● To do
Check each line of the records below for the word "社会福利" and copy those where it appears.

● Task data
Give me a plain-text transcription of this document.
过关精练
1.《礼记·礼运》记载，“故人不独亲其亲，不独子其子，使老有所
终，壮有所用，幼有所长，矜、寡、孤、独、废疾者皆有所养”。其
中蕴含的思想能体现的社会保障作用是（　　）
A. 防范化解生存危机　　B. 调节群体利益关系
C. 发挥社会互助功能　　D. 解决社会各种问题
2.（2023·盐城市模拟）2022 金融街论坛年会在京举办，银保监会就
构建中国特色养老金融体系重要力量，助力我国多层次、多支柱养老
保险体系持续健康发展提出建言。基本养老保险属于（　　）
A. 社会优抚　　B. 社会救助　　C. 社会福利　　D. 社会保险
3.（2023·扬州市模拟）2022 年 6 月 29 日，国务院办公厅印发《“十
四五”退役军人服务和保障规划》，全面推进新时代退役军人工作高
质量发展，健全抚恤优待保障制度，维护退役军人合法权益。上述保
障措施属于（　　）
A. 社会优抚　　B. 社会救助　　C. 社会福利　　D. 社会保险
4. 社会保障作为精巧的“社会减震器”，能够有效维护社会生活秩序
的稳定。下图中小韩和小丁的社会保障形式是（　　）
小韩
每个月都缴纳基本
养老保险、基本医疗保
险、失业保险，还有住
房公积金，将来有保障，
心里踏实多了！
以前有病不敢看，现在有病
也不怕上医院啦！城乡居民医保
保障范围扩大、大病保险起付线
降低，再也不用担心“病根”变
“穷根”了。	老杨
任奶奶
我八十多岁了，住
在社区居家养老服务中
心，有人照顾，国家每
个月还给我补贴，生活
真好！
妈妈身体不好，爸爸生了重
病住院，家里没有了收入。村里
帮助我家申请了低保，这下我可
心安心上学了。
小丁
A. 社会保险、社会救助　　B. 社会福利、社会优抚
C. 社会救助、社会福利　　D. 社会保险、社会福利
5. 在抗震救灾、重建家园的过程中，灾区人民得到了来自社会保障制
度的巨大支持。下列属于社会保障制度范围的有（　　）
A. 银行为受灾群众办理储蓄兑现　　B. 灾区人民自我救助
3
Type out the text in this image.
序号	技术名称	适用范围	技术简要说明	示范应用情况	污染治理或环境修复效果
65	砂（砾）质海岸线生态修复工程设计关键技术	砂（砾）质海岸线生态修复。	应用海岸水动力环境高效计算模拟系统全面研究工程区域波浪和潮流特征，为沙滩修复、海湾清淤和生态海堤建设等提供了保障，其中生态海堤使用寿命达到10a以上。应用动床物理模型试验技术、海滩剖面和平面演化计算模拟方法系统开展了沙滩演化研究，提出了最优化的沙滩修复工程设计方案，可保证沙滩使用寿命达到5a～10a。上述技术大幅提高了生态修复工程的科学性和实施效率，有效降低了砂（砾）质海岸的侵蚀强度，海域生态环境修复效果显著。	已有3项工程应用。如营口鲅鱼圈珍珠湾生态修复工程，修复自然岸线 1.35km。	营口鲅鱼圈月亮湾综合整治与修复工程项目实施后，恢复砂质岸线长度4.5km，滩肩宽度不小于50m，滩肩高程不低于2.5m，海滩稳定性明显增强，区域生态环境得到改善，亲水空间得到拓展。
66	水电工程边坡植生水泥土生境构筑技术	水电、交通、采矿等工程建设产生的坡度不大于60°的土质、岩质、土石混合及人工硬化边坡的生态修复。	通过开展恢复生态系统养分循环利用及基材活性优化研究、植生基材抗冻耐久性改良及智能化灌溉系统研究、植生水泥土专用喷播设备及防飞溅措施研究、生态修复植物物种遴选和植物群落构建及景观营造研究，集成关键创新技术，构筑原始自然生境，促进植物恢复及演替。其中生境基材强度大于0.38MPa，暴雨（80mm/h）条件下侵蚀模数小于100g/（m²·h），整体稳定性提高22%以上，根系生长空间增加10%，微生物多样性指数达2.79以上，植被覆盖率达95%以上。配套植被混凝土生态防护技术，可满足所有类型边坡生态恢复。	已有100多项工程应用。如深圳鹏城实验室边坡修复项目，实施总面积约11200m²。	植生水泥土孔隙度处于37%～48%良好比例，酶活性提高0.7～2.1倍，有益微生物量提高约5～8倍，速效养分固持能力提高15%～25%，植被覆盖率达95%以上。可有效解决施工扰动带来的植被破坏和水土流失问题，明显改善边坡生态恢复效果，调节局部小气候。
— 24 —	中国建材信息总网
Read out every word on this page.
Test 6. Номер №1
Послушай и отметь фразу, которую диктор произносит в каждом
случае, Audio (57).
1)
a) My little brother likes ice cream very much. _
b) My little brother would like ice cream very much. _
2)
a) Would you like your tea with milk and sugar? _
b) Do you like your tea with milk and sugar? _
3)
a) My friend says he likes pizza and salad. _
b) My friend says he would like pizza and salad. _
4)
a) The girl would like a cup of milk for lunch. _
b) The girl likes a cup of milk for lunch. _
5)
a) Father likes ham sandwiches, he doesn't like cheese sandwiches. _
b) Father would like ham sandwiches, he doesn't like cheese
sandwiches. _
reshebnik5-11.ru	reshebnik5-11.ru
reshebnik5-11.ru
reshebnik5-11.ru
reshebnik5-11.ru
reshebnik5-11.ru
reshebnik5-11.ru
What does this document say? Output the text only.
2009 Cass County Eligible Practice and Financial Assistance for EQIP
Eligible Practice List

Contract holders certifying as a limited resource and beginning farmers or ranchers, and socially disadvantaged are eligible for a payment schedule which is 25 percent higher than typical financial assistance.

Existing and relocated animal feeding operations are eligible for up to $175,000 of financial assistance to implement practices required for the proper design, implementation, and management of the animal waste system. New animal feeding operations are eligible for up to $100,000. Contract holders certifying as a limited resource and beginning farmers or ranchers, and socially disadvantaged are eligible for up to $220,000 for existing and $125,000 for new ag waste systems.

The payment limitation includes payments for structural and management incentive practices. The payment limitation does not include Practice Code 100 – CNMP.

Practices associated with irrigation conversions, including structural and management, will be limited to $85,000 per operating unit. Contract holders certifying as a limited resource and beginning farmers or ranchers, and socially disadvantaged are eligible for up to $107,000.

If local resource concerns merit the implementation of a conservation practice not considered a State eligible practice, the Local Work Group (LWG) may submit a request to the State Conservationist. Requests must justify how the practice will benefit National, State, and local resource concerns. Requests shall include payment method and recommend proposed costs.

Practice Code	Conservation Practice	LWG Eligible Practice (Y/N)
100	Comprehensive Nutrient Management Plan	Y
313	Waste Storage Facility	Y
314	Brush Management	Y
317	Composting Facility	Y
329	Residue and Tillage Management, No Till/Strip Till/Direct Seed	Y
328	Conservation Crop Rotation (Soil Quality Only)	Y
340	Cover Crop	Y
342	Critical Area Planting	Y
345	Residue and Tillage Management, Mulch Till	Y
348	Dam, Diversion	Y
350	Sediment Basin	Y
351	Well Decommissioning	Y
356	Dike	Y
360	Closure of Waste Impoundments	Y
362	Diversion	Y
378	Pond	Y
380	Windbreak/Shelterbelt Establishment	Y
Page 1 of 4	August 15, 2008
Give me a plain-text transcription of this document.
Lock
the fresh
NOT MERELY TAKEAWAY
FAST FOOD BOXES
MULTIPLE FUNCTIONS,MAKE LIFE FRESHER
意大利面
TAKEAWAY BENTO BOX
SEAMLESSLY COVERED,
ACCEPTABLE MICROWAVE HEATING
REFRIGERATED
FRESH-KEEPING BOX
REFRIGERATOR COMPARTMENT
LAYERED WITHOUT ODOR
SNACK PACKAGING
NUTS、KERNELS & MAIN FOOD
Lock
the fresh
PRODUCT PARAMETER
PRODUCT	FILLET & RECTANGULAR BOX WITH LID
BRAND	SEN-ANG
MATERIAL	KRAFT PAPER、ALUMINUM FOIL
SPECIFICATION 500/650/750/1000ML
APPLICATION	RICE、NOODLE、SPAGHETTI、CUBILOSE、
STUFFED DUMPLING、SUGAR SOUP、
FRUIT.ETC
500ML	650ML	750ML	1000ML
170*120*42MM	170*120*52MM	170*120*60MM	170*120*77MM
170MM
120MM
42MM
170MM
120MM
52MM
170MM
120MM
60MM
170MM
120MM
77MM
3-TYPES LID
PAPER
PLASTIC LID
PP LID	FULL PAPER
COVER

● Reply
A. 社会优抚　　B. 社会救助　　C. 社会福利　　D. 社会保险
A. 社会优抚　　B. 社会救助　　C. 社会福利　　D. 社会保险
A. 社会保险、社会救助　　B. 社会福利、社会优抚
C. 社会救助、社会福利　　D. 社会保险、社会福利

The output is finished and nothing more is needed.